» Dataset records:
--- begin ---

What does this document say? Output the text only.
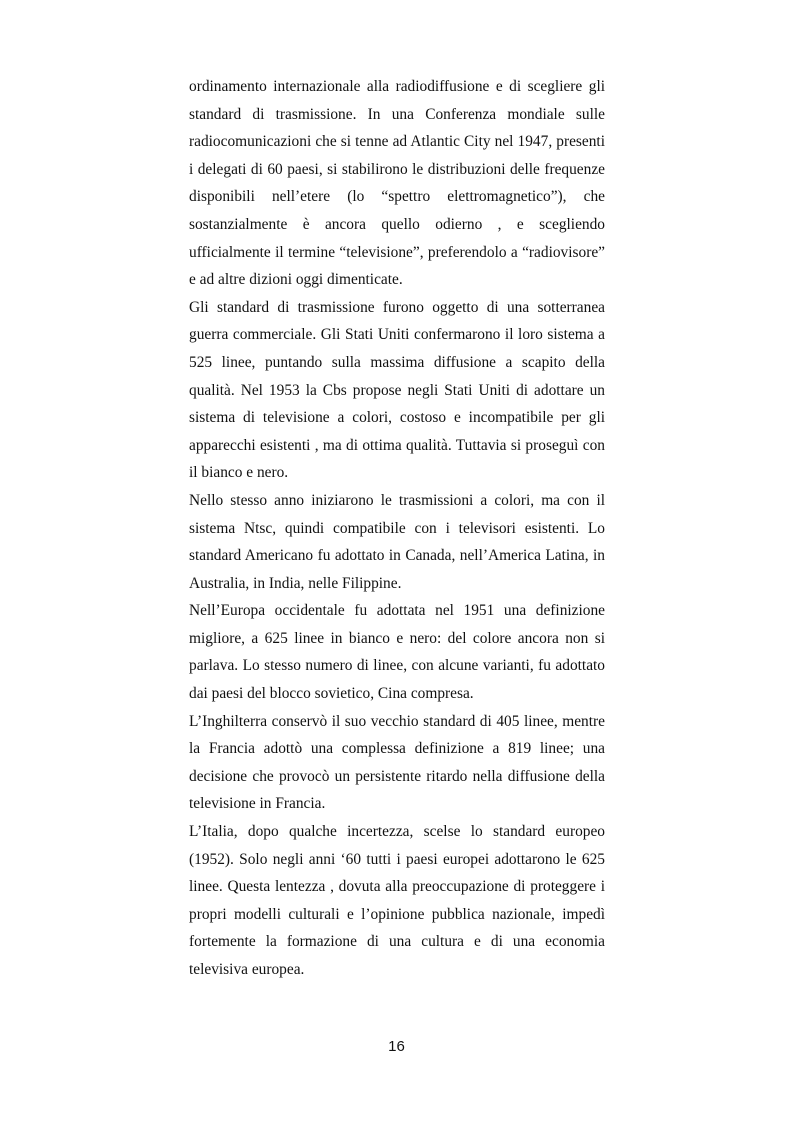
ordinamento internazionale alla radiodiffusione e di scegliere gli standard di trasmissione. In una Conferenza mondiale sulle radiocomunicazioni che si tenne ad Atlantic City nel 1947, presenti i delegati di 60 paesi, si stabilirono le distribuzioni delle frequenze disponibili nell’etere (lo “spettro elettromagnetico”), che sostanzialmente è ancora quello odierno , e scegliendo ufficialmente il termine “televisione”, preferendolo a “radiovisore” e ad altre dizioni oggi dimenticate.

Gli standard di trasmissione furono oggetto di una sotterranea guerra commerciale. Gli Stati Uniti confermarono il loro sistema a 525 linee, puntando sulla massima diffusione a scapito della qualità. Nel 1953 la Cbs propose negli Stati Uniti di adottare un sistema di televisione a colori, costoso e incompatibile per gli apparecchi esistenti , ma di ottima qualità. Tuttavia si proseguì con il bianco e nero.

Nello stesso anno iniziarono le trasmissioni a colori, ma con il sistema Ntsc, quindi compatibile con i televisori esistenti. Lo standard Americano fu adottato in Canada, nell’America Latina, in Australia, in India, nelle Filippine.

Nell’Europa occidentale fu adottata nel 1951 una definizione migliore, a 625 linee in bianco e nero: del colore ancora non si parlava. Lo stesso numero di linee, con alcune varianti, fu adottato dai paesi del blocco sovietico, Cina compresa.

L’Inghilterra conservò il suo vecchio standard di 405 linee, mentre la Francia adottò una complessa definizione a 819 linee; una decisione che provocò un persistente ritardo nella diffusione della televisione in Francia.

L’Italia, dopo qualche incertezza, scelse lo standard europeo (1952). Solo negli anni ‘60 tutti i paesi europei adottarono le 625 linee. Questa lentezza , dovuta alla preoccupazione di proteggere i propri modelli culturali e l’opinione pubblica nazionale, impedì fortemente la formazione di una cultura e di una economia televisiva europea.

16
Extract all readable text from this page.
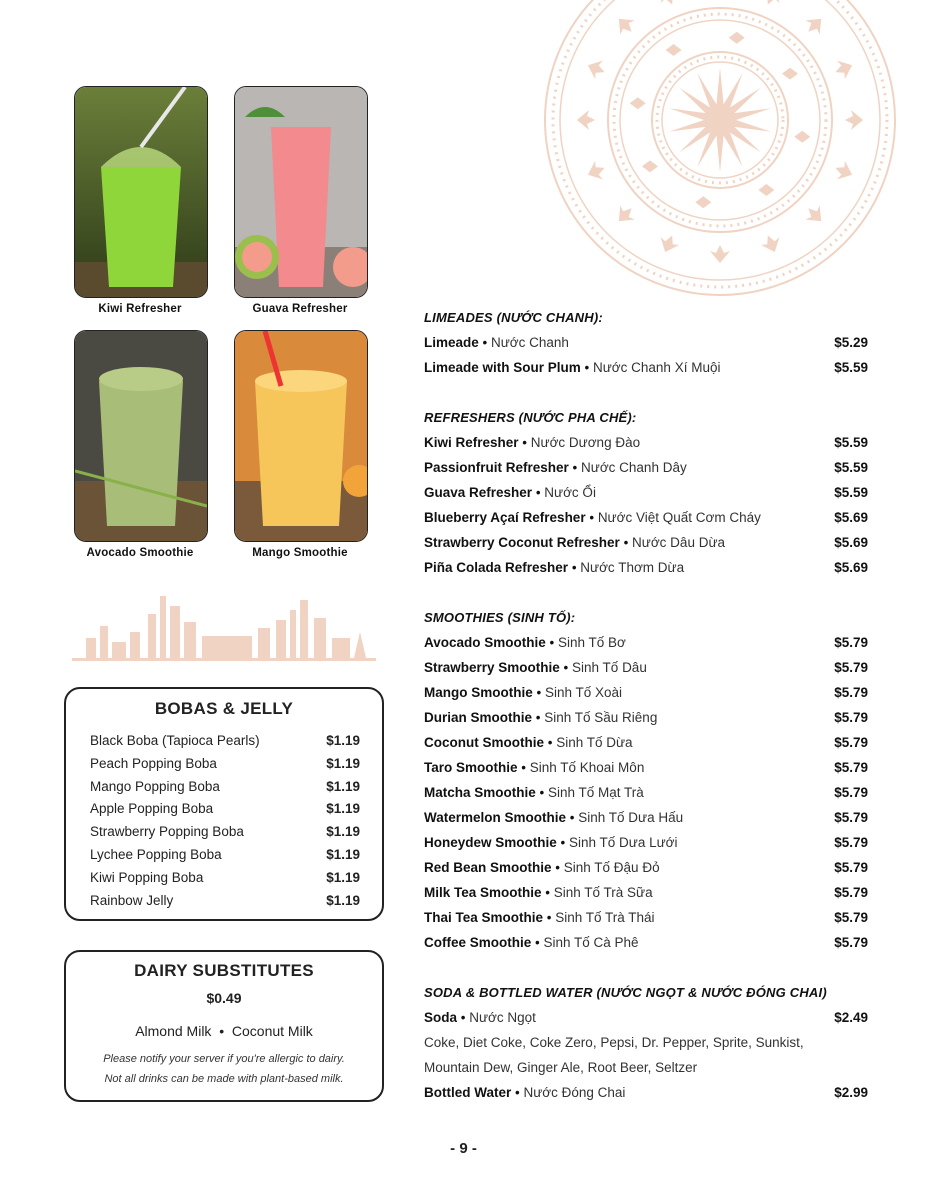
Kiwi Refresher	Guava Refresher
Avocado Smoothie	Mango Smoothie
BOBAS & JELLY
Black Boba (Tapioca Pearls)	$1.19
Peach Popping Boba	$1.19
Mango Popping Boba	$1.19
Apple Popping Boba	$1.19
Strawberry Popping Boba	$1.19
Lychee Popping Boba	$1.19
Kiwi Popping Boba	$1.19
Rainbow Jelly	$1.19
DAIRY SUBSTITUTES
$0.49
Almond Milk  •  Coconut Milk
Please notify your server if you're allergic to dairy.
Not all drinks can be made with plant-based milk.
LIMEADES (NƯỚC CHANH):
Limeade • Nước Chanh	$5.29
Limeade with Sour Plum • Nước Chanh Xí Muội	$5.59
REFRESHERS (NƯỚC PHA CHẾ):
Kiwi Refresher • Nước Dương Đào	$5.59
Passionfruit Refresher • Nước Chanh Dây	$5.59
Guava Refresher • Nước Ổi	$5.59
Blueberry Açaí Refresher • Nước Việt Quất Cơm Cháy	$5.69
Strawberry Coconut Refresher • Nước Dâu Dừa	$5.69
Piña Colada Refresher • Nước Thơm Dừa	$5.69
SMOOTHIES (SINH TỐ):
Avocado Smoothie • Sinh Tố Bơ	$5.79
Strawberry Smoothie • Sinh Tố Dâu	$5.79
Mango Smoothie • Sinh Tố Xoài	$5.79
Durian Smoothie • Sinh Tố Sầu Riêng	$5.79
Coconut Smoothie • Sinh Tố Dừa	$5.79
Taro Smoothie • Sinh Tố Khoai Môn	$5.79
Matcha Smoothie • Sinh Tố Mạt Trà	$5.79
Watermelon Smoothie • Sinh Tố Dưa Hấu	$5.79
Honeydew Smoothie • Sinh Tố Dưa Lưới	$5.79
Red Bean Smoothie • Sinh Tố Đậu Đỏ	$5.79
Milk Tea Smoothie • Sinh Tố Trà Sữa	$5.79
Thai Tea Smoothie • Sinh Tố Trà Thái	$5.79
Coffee Smoothie • Sinh Tố Cà Phê	$5.79
SODA & BOTTLED WATER (NƯỚC NGỌT & NƯỚC ĐÓNG CHAI)
Soda • Nước Ngọt	$2.49
Coke, Diet Coke, Coke Zero, Pepsi, Dr. Pepper, Sprite, Sunkist,
Mountain Dew, Ginger Ale, Root Beer, Seltzer
Bottled Water • Nước Đóng Chai	$2.99
- 9 -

--- end ---

» YOUR INSTRUCTIONS:
Reproduce all the records verbatim, excluding images.

» ANSWER TO THIS PROBLEM:
What does this document say? Output the text only.
ordinamento internazionale alla radiodiffusione e di scegliere gli standard di trasmissione. In una Conferenza mondiale sulle radiocomunicazioni che si tenne ad Atlantic City nel 1947, presenti i delegati di 60 paesi, si stabilirono le distribuzioni delle frequenze disponibili nell’etere (lo “spettro elettromagnetico”), che sostanzialmente è ancora quello odierno , e scegliendo ufficialmente il termine “televisione”, preferendolo a “radiovisore” e ad altre dizioni oggi dimenticate.

Gli standard di trasmissione furono oggetto di una sotterranea guerra commerciale. Gli Stati Uniti confermarono il loro sistema a 525 linee, puntando sulla massima diffusione a scapito della qualità. Nel 1953 la Cbs propose negli Stati Uniti di adottare un sistema di televisione a colori, costoso e incompatibile per gli apparecchi esistenti , ma di ottima qualità. Tuttavia si proseguì con il bianco e nero.

Nello stesso anno iniziarono le trasmissioni a colori, ma con il sistema Ntsc, quindi compatibile con i televisori esistenti. Lo standard Americano fu adottato in Canada, nell’America Latina, in Australia, in India, nelle Filippine.

Nell’Europa occidentale fu adottata nel 1951 una definizione migliore, a 625 linee in bianco e nero: del colore ancora non si parlava. Lo stesso numero di linee, con alcune varianti, fu adottato dai paesi del blocco sovietico, Cina compresa.

L’Inghilterra conservò il suo vecchio standard di 405 linee, mentre la Francia adottò una complessa definizione a 819 linee; una decisione che provocò un persistente ritardo nella diffusione della televisione in Francia.

L’Italia, dopo qualche incertezza, scelse lo standard europeo (1952). Solo negli anni ‘60 tutti i paesi europei adottarono le 625 linee. Questa lentezza , dovuta alla preoccupazione di proteggere i propri modelli culturali e l’opinione pubblica nazionale, impedì fortemente la formazione di una cultura e di una economia televisiva europea.

16
Extract all readable text from this page.
Kiwi Refresher	Guava Refresher
Avocado Smoothie	Mango Smoothie
BOBAS & JELLY
Black Boba (Tapioca Pearls)	$1.19
Peach Popping Boba	$1.19
Mango Popping Boba	$1.19
Apple Popping Boba	$1.19
Strawberry Popping Boba	$1.19
Lychee Popping Boba	$1.19
Kiwi Popping Boba	$1.19
Rainbow Jelly	$1.19
DAIRY SUBSTITUTES
$0.49
Almond Milk  •  Coconut Milk
Please notify your server if you're allergic to dairy.
Not all drinks can be made with plant-based milk.
LIMEADES (NƯỚC CHANH):
Limeade • Nước Chanh	$5.29
Limeade with Sour Plum • Nước Chanh Xí Muội	$5.59
REFRESHERS (NƯỚC PHA CHẾ):
Kiwi Refresher • Nước Dương Đào	$5.59
Passionfruit Refresher • Nước Chanh Dây	$5.59
Guava Refresher • Nước Ổi	$5.59
Blueberry Açaí Refresher • Nước Việt Quất Cơm Cháy	$5.69
Strawberry Coconut Refresher • Nước Dâu Dừa	$5.69
Piña Colada Refresher • Nước Thơm Dừa	$5.69
SMOOTHIES (SINH TỐ):
Avocado Smoothie • Sinh Tố Bơ	$5.79
Strawberry Smoothie • Sinh Tố Dâu	$5.79
Mango Smoothie • Sinh Tố Xoài	$5.79
Durian Smoothie • Sinh Tố Sầu Riêng	$5.79
Coconut Smoothie • Sinh Tố Dừa	$5.79
Taro Smoothie • Sinh Tố Khoai Môn	$5.79
Matcha Smoothie • Sinh Tố Mạt Trà	$5.79
Watermelon Smoothie • Sinh Tố Dưa Hấu	$5.79
Honeydew Smoothie • Sinh Tố Dưa Lưới	$5.79
Red Bean Smoothie • Sinh Tố Đậu Đỏ	$5.79
Milk Tea Smoothie • Sinh Tố Trà Sữa	$5.79
Thai Tea Smoothie • Sinh Tố Trà Thái	$5.79
Coffee Smoothie • Sinh Tố Cà Phê	$5.79
SODA & BOTTLED WATER (NƯỚC NGỌT & NƯỚC ĐÓNG CHAI)
Soda • Nước Ngọt	$2.49
Coke, Diet Coke, Coke Zero, Pepsi, Dr. Pepper, Sprite, Sunkist,
Mountain Dew, Ginger Ale, Root Beer, Seltzer
Bottled Water • Nước Đóng Chai	$2.99
- 9 -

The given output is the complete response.